(Saved entries)
****************************************

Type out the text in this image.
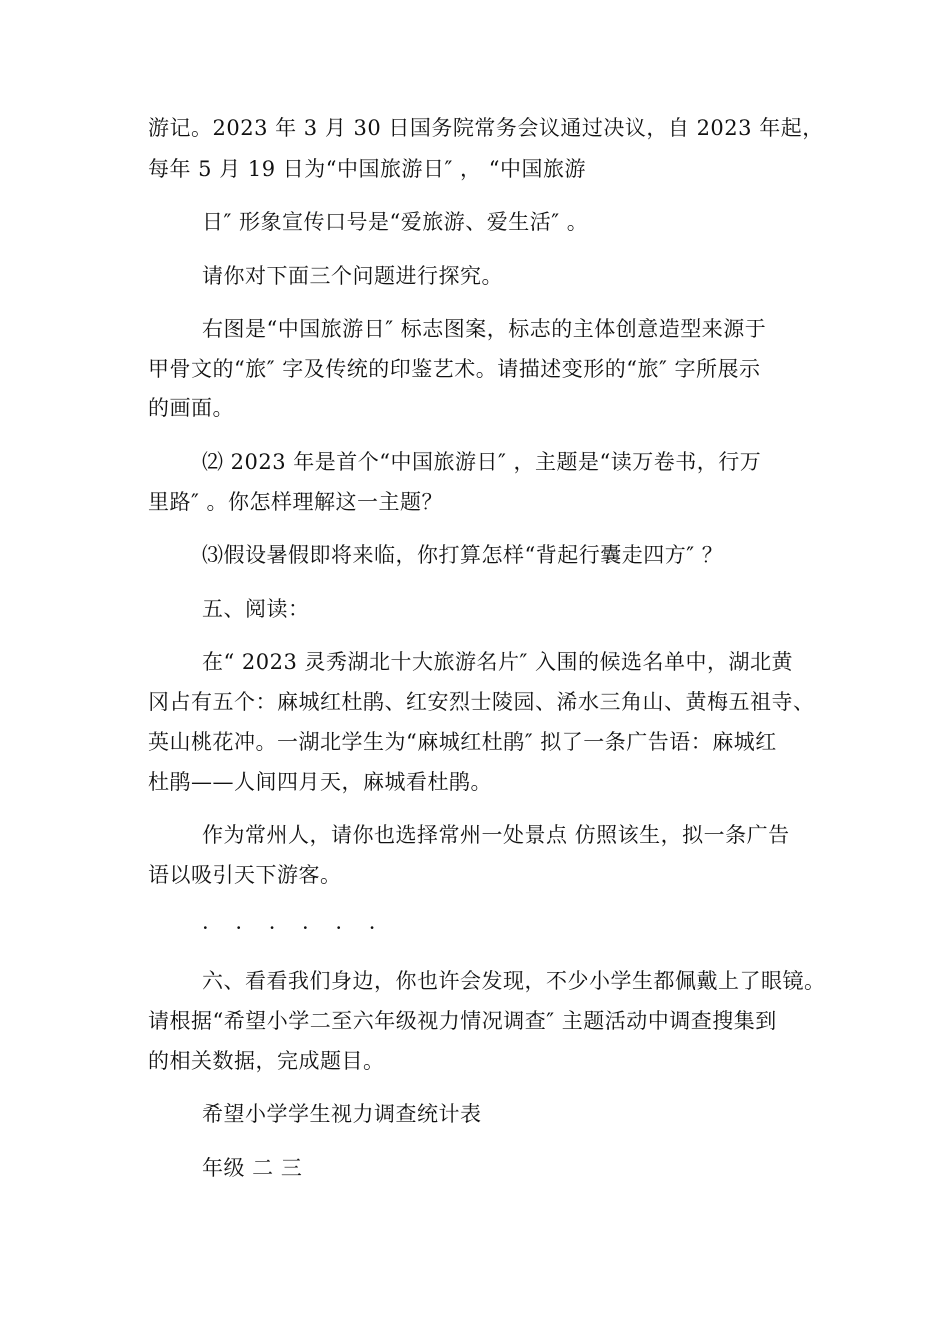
游记。2023 年 3 月 30 日国务院常务会议通过决议，自 2023 年起，
每年 5 月 19 日为“中国旅游日″ ， “中国旅游
日″ 形象宣传口号是“爱旅游、爱生活″ 。
请你对下面三个问题进行探究。
右图是“中国旅游日″ 标志图案，标志的主体创意造型来源于
甲骨文的“旅″ 字及传统的印鉴艺术。请描述变形的“旅″ 字所展示
的画面。
⑵ 2023 年是首个“中国旅游日″ ，主题是“读万卷书，行万
里路″ 。你怎样理解这一主题？
⑶假设暑假即将来临，你打算怎样“背起行囊走四方″ ？
五、阅读：
在“ 2023 灵秀湖北十大旅游名片″ 入围的候选名单中，湖北黄
冈占有五个：麻城红杜鹃、红安烈士陵园、浠水三角山、黄梅五祖寺、
英山桃花冲。一湖北学生为“麻城红杜鹃″ 拟了一条广告语：麻城红
杜鹃——人间四月天，麻城看杜鹃。
作为常州人，请你也选择常州一处景点 仿照该生，拟一条广告
语以吸引天下游客。
· · · · · ·
六、看看我们身边，你也许会发现，不少小学生都佩戴上了眼镜。
请根据“希望小学二至六年级视力情况调查″ 主题活动中调查搜集到
的相关数据，完成题目。
希望小学学生视力调查统计表
年级 二 三
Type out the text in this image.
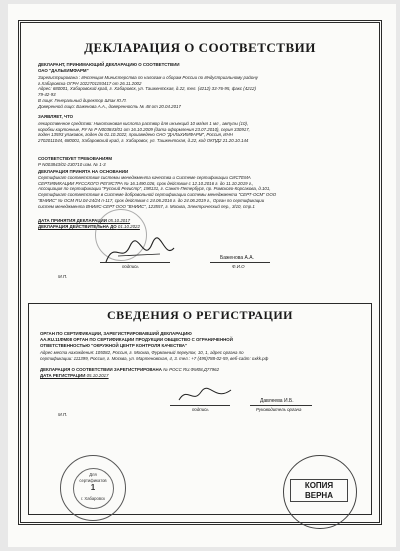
ДЕКЛАРАЦИЯ О СООТВЕТСТВИИ
ДЕКЛАРАНТ, ПРИНИМАЮЩИЙ ДЕКЛАРАЦИЮ О СООТВЕТСТВИИ
ОАО "ДАЛЬХИМФАРМ"
Зарегистрирована : Инспекция Министерства по налогам и сборам России по Индустриальному району
г.Хабаровска ОГРН 1022701193417 от 26.11.2002
Адрес: 680001, Хабаровский край, г. Хабаровск, ул. Ташкентская, д.22, тел. (4212) 33-76-95, факс (4212)
79-42-93
В лице: Генеральный директор Шпак Ю.П.
Доверенной лицо: Баженова А.А., доверенность № 48 от 20.04.2017
ЗАЯВЛЯЕТ, ЧТО
лекарственное средство: Никотиновая кислота раствор для инъекций 10 мг/мл 1 мл , ампулы (10),
коробки картонные, РУ № Р N003843/01 от 16.10.2009 (дата оформления 23.07.2010), серия 330917,
годен 13593 упаковок, годен до 01.10.2022, произведено ОАО "ДАЛЬХИМФАРМ", Россия, ИНН
2702011044, 680001, Хабаровский край, г. Хабаровск, ул. Ташкентская, д.22, код ОКПД2 21.20.10.144
СООТВЕТСТВУЕТ ТРЕБОВАНИЯМ
Р N003843/01-230710 изм. № 1-3
ДЕКЛАРАЦИЯ ПРИНЯТА НА ОСНОВАНИИ
Сертификат соответствия системы менеджмента качества и Системе сертификации СИСТЕМА
СЕРТИФИКАЦИИ РУССКОГО РЕГИСТРА № 16.1490.026, срок действия с 12.10.2016 г. до 11.10.2019 г.,
Ассоциация по сертификации "Русский Регистр", 198131, г. Санкт-Петербург, пр. Римского-Корсакова, д.101,
Сертификат соответствия в Системе добровольной сертификации системы менеджмента "СЕРТ-ОСМ" ООО
"ВНИИС" № ОСМ RU.04-24/24 п-117, срок действия с 24.06.2016 г. до 24.06.2019 г., Орган по сертификации
систем менеджмента ВНИИС-СЕРТ ООО "ВНИИС", 123557, г. Москва, Электрический пер., 3/10, стр.1
ДАТА ПРИНЯТИЯ ДЕКЛАРАЦИИ 05.10.2017
ДЕКЛАРАЦИЯ ДЕЙСТВИТЕЛЬНА ДО 01.10.2022
подпись
Баженова А.А.
Ф.И.О
М.П.
СВЕДЕНИЯ О РЕГИСТРАЦИИ
ОРГАН ПО СЕРТИФИКАЦИИ, ЗАРЕГИСТРИРОВАВШИЙ ДЕКЛАРАЦИЮ
АА.RU.11ФМ08 ОРГАН ПО СЕРТИФИКАЦИИ ПРОДУКЦИИ ОБЩЕСТВО С ОГРАНИЧЕННОЙ
ОТВЕТСТВЕННОСТЬЮ "ОКРУЖНОЙ ЦЕНТР КОНТРОЛЯ КАЧЕСТВА"
Адрес места нахождения: 105082, Россия, г. Москва, Фурманный переулок, 10, 1, адрес органа по
сертификации: 111399, Россия, г. Москва, ул. Мартеновская, 4, 3. тел.: +7 (495)788-02-59, веб-сайт: oxkk.pф
ДЕКЛАРАЦИЯ О СООТВЕТСТВИИ ЗАРЕГИСТРИРОВАНА № РОСС RU.ФМ08.Д77962
ДАТА РЕГИСТРАЦИИ 05.10.2017
подпись
Давлеева И.Б.
Руководитель органа
М.П.
Для
сертификатов
1
г. Хабаровск
КОПИЯ
ВЕРНА
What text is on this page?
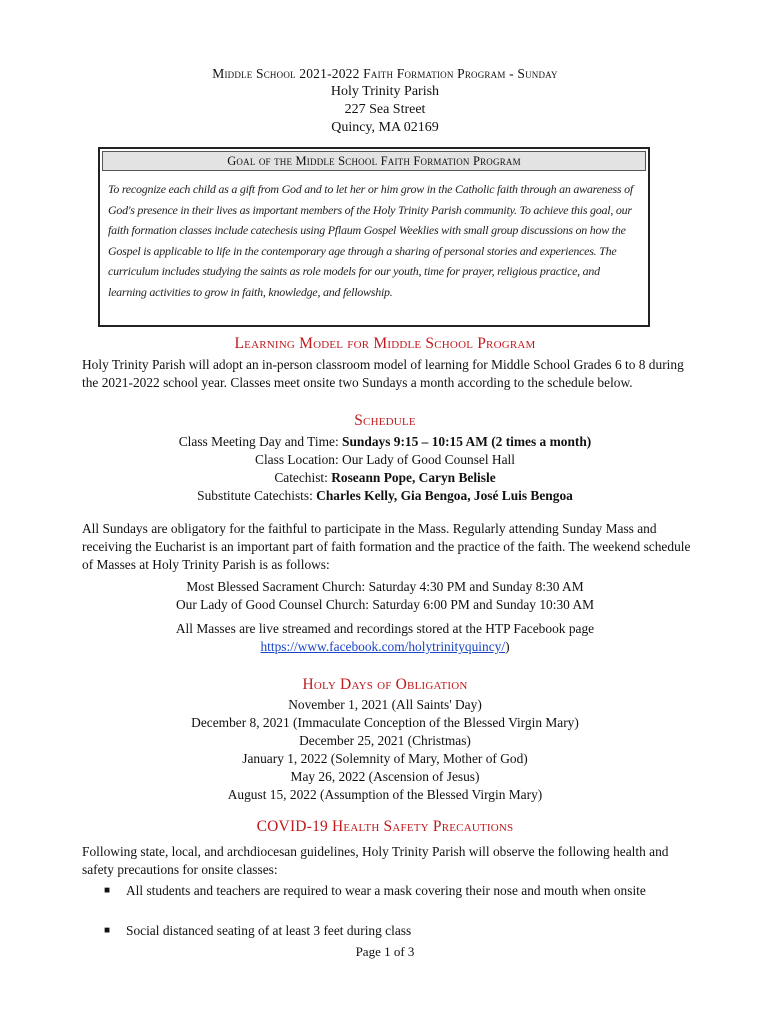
Middle School 2021-2022 Faith Formation Program - Sunday
Holy Trinity Parish
227 Sea Street
Quincy, MA 02169
Goal of the Middle School Faith Formation Program
To recognize each child as a gift from God and to let her or him grow in the Catholic faith through an awareness of God's presence in their lives as important members of the Holy Trinity Parish community. To achieve this goal, our faith formation classes include catechesis using Pflaum Gospel Weeklies with small group discussions on how the Gospel is applicable to life in the contemporary age through a sharing of personal stories and experiences. The curriculum includes studying the saints as role models for our youth, time for prayer, religious practice, and learning activities to grow in faith, knowledge, and fellowship.
Learning Model for Middle School Program
Holy Trinity Parish will adopt an in-person classroom model of learning for Middle School Grades 6 to 8 during the 2021-2022 school year. Classes meet onsite two Sundays a month according to the schedule below.
Schedule
Class Meeting Day and Time: Sundays 9:15 – 10:15 AM (2 times a month)
Class Location: Our Lady of Good Counsel Hall
Catechist: Roseann Pope, Caryn Belisle
Substitute Catechists: Charles Kelly, Gia Bengoa, José Luis Bengoa
All Sundays are obligatory for the faithful to participate in the Mass. Regularly attending Sunday Mass and receiving the Eucharist is an important part of faith formation and the practice of the faith. The weekend schedule of Masses at Holy Trinity Parish is as follows:
Most Blessed Sacrament Church: Saturday 4:30 PM and Sunday 8:30 AM
Our Lady of Good Counsel Church: Saturday 6:00 PM and Sunday 10:30 AM
All Masses are live streamed and recordings stored at the HTP Facebook page
https://www.facebook.com/holytrinityquincy/)
Holy Days of Obligation
November 1, 2021 (All Saints' Day)
December 8, 2021 (Immaculate Conception of the Blessed Virgin Mary)
December 25, 2021 (Christmas)
January 1, 2022 (Solemnity of Mary, Mother of God)
May 26, 2022 (Ascension of Jesus)
August 15, 2022 (Assumption of the Blessed Virgin Mary)
COVID-19 Health Safety Precautions
Following state, local, and archdiocesan guidelines, Holy Trinity Parish will observe the following health and safety precautions for onsite classes:
■ All students and teachers are required to wear a mask covering their nose and mouth when onsite
■ Social distanced seating of at least 3 feet during class
Page 1 of 3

****************************************

Set exercise -
Your task is to repeat the data above exactly while excluding the pictures.

Exercise answer -
Type out the text in this image.
游记。2023 年 3 月 30 日国务院常务会议通过决议，自 2023 年起，
每年 5 月 19 日为“中国旅游日″ ， “中国旅游
日″ 形象宣传口号是“爱旅游、爱生活″ 。
请你对下面三个问题进行探究。
右图是“中国旅游日″ 标志图案，标志的主体创意造型来源于
甲骨文的“旅″ 字及传统的印鉴艺术。请描述变形的“旅″ 字所展示
的画面。
⑵ 2023 年是首个“中国旅游日″ ，主题是“读万卷书，行万
里路″ 。你怎样理解这一主题？
⑶假设暑假即将来临，你打算怎样“背起行囊走四方″ ？
五、阅读：
在“ 2023 灵秀湖北十大旅游名片″ 入围的候选名单中，湖北黄
冈占有五个：麻城红杜鹃、红安烈士陵园、浠水三角山、黄梅五祖寺、
英山桃花冲。一湖北学生为“麻城红杜鹃″ 拟了一条广告语：麻城红
杜鹃——人间四月天，麻城看杜鹃。
作为常州人，请你也选择常州一处景点 仿照该生，拟一条广告
语以吸引天下游客。
· · · · · ·
六、看看我们身边，你也许会发现，不少小学生都佩戴上了眼镜。
请根据“希望小学二至六年级视力情况调查″ 主题活动中调查搜集到
的相关数据，完成题目。
希望小学学生视力调查统计表
年级 二 三
Type out the text in this image.
ДЕКЛАРАЦИЯ О СООТВЕТСТВИИ
ДЕКЛАРАНТ, ПРИНИМАЮЩИЙ ДЕКЛАРАЦИЮ О СООТВЕТСТВИИ
ОАО "ДАЛЬХИМФАРМ"
Зарегистрирована : Инспекция Министерства по налогам и сборам России по Индустриальному району
г.Хабаровска ОГРН 1022701193417 от 26.11.2002
Адрес: 680001, Хабаровский край, г. Хабаровск, ул. Ташкентская, д.22, тел. (4212) 33-76-95, факс (4212)
79-42-93
В лице: Генеральный директор Шпак Ю.П.
Доверенной лицо: Баженова А.А., доверенность № 48 от 20.04.2017
ЗАЯВЛЯЕТ, ЧТО
лекарственное средство: Никотиновая кислота раствор для инъекций 10 мг/мл 1 мл , ампулы (10),
коробки картонные, РУ № Р N003843/01 от 16.10.2009 (дата оформления 23.07.2010), серия 330917,
годен 13593 упаковок, годен до 01.10.2022, произведено ОАО "ДАЛЬХИМФАРМ", Россия, ИНН
2702011044, 680001, Хабаровский край, г. Хабаровск, ул. Ташкентская, д.22, код ОКПД2 21.20.10.144
СООТВЕТСТВУЕТ ТРЕБОВАНИЯМ
Р N003843/01-230710 изм. № 1-3
ДЕКЛАРАЦИЯ ПРИНЯТА НА ОСНОВАНИИ
Сертификат соответствия системы менеджмента качества и Системе сертификации СИСТЕМА
СЕРТИФИКАЦИИ РУССКОГО РЕГИСТРА № 16.1490.026, срок действия с 12.10.2016 г. до 11.10.2019 г.,
Ассоциация по сертификации "Русский Регистр", 198131, г. Санкт-Петербург, пр. Римского-Корсакова, д.101,
Сертификат соответствия в Системе добровольной сертификации системы менеджмента "СЕРТ-ОСМ" ООО
"ВНИИС" № ОСМ RU.04-24/24 п-117, срок действия с 24.06.2016 г. до 24.06.2019 г., Орган по сертификации
систем менеджмента ВНИИС-СЕРТ ООО "ВНИИС", 123557, г. Москва, Электрический пер., 3/10, стр.1
ДАТА ПРИНЯТИЯ ДЕКЛАРАЦИИ 05.10.2017
ДЕКЛАРАЦИЯ ДЕЙСТВИТЕЛЬНА ДО 01.10.2022
подпись
Баженова А.А.
Ф.И.О
М.П.
СВЕДЕНИЯ О РЕГИСТРАЦИИ
ОРГАН ПО СЕРТИФИКАЦИИ, ЗАРЕГИСТРИРОВАВШИЙ ДЕКЛАРАЦИЮ
АА.RU.11ФМ08 ОРГАН ПО СЕРТИФИКАЦИИ ПРОДУКЦИИ ОБЩЕСТВО С ОГРАНИЧЕННОЙ
ОТВЕТСТВЕННОСТЬЮ "ОКРУЖНОЙ ЦЕНТР КОНТРОЛЯ КАЧЕСТВА"
Адрес места нахождения: 105082, Россия, г. Москва, Фурманный переулок, 10, 1, адрес органа по
сертификации: 111399, Россия, г. Москва, ул. Мартеновская, 4, 3. тел.: +7 (495)788-02-59, веб-сайт: oxkk.pф
ДЕКЛАРАЦИЯ О СООТВЕТСТВИИ ЗАРЕГИСТРИРОВАНА № РОСС RU.ФМ08.Д77962
ДАТА РЕГИСТРАЦИИ 05.10.2017
подпись
Давлеева И.Б.
Руководитель органа
М.П.
Для
сертификатов
1
г. Хабаровск
КОПИЯ
ВЕРНА
What text is on this page?
Middle School 2021-2022 Faith Formation Program - Sunday
Holy Trinity Parish
227 Sea Street
Quincy, MA 02169
Goal of the Middle School Faith Formation Program
To recognize each child as a gift from God and to let her or him grow in the Catholic faith through an awareness of God's presence in their lives as important members of the Holy Trinity Parish community. To achieve this goal, our faith formation classes include catechesis using Pflaum Gospel Weeklies with small group discussions on how the Gospel is applicable to life in the contemporary age through a sharing of personal stories and experiences. The curriculum includes studying the saints as role models for our youth, time for prayer, religious practice, and learning activities to grow in faith, knowledge, and fellowship.
Learning Model for Middle School Program
Holy Trinity Parish will adopt an in-person classroom model of learning for Middle School Grades 6 to 8 during the 2021-2022 school year. Classes meet onsite two Sundays a month according to the schedule below.
Schedule
Class Meeting Day and Time: Sundays 9:15 – 10:15 AM (2 times a month)
Class Location: Our Lady of Good Counsel Hall
Catechist: Roseann Pope, Caryn Belisle
Substitute Catechists: Charles Kelly, Gia Bengoa, José Luis Bengoa
All Sundays are obligatory for the faithful to participate in the Mass. Regularly attending Sunday Mass and receiving the Eucharist is an important part of faith formation and the practice of the faith. The weekend schedule of Masses at Holy Trinity Parish is as follows:
Most Blessed Sacrament Church: Saturday 4:30 PM and Sunday 8:30 AM
Our Lady of Good Counsel Church: Saturday 6:00 PM and Sunday 10:30 AM
All Masses are live streamed and recordings stored at the HTP Facebook page
https://www.facebook.com/holytrinityquincy/)
Holy Days of Obligation
November 1, 2021 (All Saints' Day)
December 8, 2021 (Immaculate Conception of the Blessed Virgin Mary)
December 25, 2021 (Christmas)
January 1, 2022 (Solemnity of Mary, Mother of God)
May 26, 2022 (Ascension of Jesus)
August 15, 2022 (Assumption of the Blessed Virgin Mary)
COVID-19 Health Safety Precautions
Following state, local, and archdiocesan guidelines, Holy Trinity Parish will observe the following health and safety precautions for onsite classes:
■ All students and teachers are required to wear a mask covering their nose and mouth when onsite
■ Social distanced seating of at least 3 feet during class
Page 1 of 3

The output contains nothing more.